## Challenge:
Your job is to restate each entry word for word.

•••••

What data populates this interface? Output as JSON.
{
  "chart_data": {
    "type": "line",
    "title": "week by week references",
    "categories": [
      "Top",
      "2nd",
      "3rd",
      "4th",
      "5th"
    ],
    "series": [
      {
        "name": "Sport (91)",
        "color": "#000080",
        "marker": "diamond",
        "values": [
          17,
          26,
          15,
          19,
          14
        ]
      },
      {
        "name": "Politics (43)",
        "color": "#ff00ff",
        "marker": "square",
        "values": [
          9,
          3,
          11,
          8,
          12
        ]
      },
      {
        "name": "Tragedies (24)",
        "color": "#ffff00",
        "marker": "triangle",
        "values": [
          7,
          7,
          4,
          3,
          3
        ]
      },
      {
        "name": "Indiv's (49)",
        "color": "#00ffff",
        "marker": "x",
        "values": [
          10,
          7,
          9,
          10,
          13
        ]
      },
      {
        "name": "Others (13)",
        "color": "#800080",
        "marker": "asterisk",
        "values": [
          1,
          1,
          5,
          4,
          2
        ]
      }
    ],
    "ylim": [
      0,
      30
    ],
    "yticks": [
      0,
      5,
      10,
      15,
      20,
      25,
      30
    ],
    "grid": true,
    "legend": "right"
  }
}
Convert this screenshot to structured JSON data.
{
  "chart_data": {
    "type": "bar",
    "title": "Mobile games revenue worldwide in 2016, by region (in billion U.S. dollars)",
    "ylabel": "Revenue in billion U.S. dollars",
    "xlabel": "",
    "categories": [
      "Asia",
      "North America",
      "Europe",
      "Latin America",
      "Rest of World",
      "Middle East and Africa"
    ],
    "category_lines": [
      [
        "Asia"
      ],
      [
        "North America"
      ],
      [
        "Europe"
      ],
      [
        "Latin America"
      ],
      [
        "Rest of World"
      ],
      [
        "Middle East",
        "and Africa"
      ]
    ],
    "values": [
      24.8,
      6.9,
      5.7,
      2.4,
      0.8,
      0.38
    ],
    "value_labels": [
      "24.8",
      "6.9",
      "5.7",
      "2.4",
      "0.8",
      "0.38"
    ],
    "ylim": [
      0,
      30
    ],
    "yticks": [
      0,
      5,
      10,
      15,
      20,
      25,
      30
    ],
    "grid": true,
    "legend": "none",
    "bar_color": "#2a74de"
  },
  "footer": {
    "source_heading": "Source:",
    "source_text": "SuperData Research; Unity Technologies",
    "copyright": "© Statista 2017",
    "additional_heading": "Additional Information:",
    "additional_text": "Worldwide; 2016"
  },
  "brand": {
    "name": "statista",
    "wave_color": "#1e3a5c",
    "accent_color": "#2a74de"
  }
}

•••••

## Correct result:
What data populates this interface? Output as JSON.
{
  "chart_data": {
    "type": "line",
    "title": "week by week references",
    "categories": [
      "Top",
      "2nd",
      "3rd",
      "4th",
      "5th"
    ],
    "series": [
      {
        "name": "Sport (91)",
        "color": "#000080",
        "marker": "diamond",
        "values": [
          17,
          26,
          15,
          19,
          14
        ]
      },
      {
        "name": "Politics (43)",
        "color": "#ff00ff",
        "marker": "square",
        "values": [
          9,
          3,
          11,
          8,
          12
        ]
      },
      {
        "name": "Tragedies (24)",
        "color": "#ffff00",
        "marker": "triangle",
        "values": [
          7,
          7,
          4,
          3,
          3
        ]
      },
      {
        "name": "Indiv's (49)",
        "color": "#00ffff",
        "marker": "x",
        "values": [
          10,
          7,
          9,
          10,
          13
        ]
      },
      {
        "name": "Others (13)",
        "color": "#800080",
        "marker": "asterisk",
        "values": [
          1,
          1,
          5,
          4,
          2
        ]
      }
    ],
    "ylim": [
      0,
      30
    ],
    "yticks": [
      0,
      5,
      10,
      15,
      20,
      25,
      30
    ],
    "grid": true,
    "legend": "right"
  }
}
Convert this screenshot to structured JSON data.
{
  "chart_data": {
    "type": "bar",
    "title": "Mobile games revenue worldwide in 2016, by region (in billion U.S. dollars)",
    "ylabel": "Revenue in billion U.S. dollars",
    "xlabel": "",
    "categories": [
      "Asia",
      "North America",
      "Europe",
      "Latin America",
      "Rest of World",
      "Middle East and Africa"
    ],
    "category_lines": [
      [
        "Asia"
      ],
      [
        "North America"
      ],
      [
        "Europe"
      ],
      [
        "Latin America"
      ],
      [
        "Rest of World"
      ],
      [
        "Middle East",
        "and Africa"
      ]
    ],
    "values": [
      24.8,
      6.9,
      5.7,
      2.4,
      0.8,
      0.38
    ],
    "value_labels": [
      "24.8",
      "6.9",
      "5.7",
      "2.4",
      "0.8",
      "0.38"
    ],
    "ylim": [
      0,
      30
    ],
    "yticks": [
      0,
      5,
      10,
      15,
      20,
      25,
      30
    ],
    "grid": true,
    "legend": "none",
    "bar_color": "#2a74de"
  },
  "footer": {
    "source_heading": "Source:",
    "source_text": "SuperData Research; Unity Technologies",
    "copyright": "© Statista 2017",
    "additional_heading": "Additional Information:",
    "additional_text": "Worldwide; 2016"
  },
  "brand": {
    "name": "statista",
    "wave_color": "#1e3a5c",
    "accent_color": "#2a74de"
  }
}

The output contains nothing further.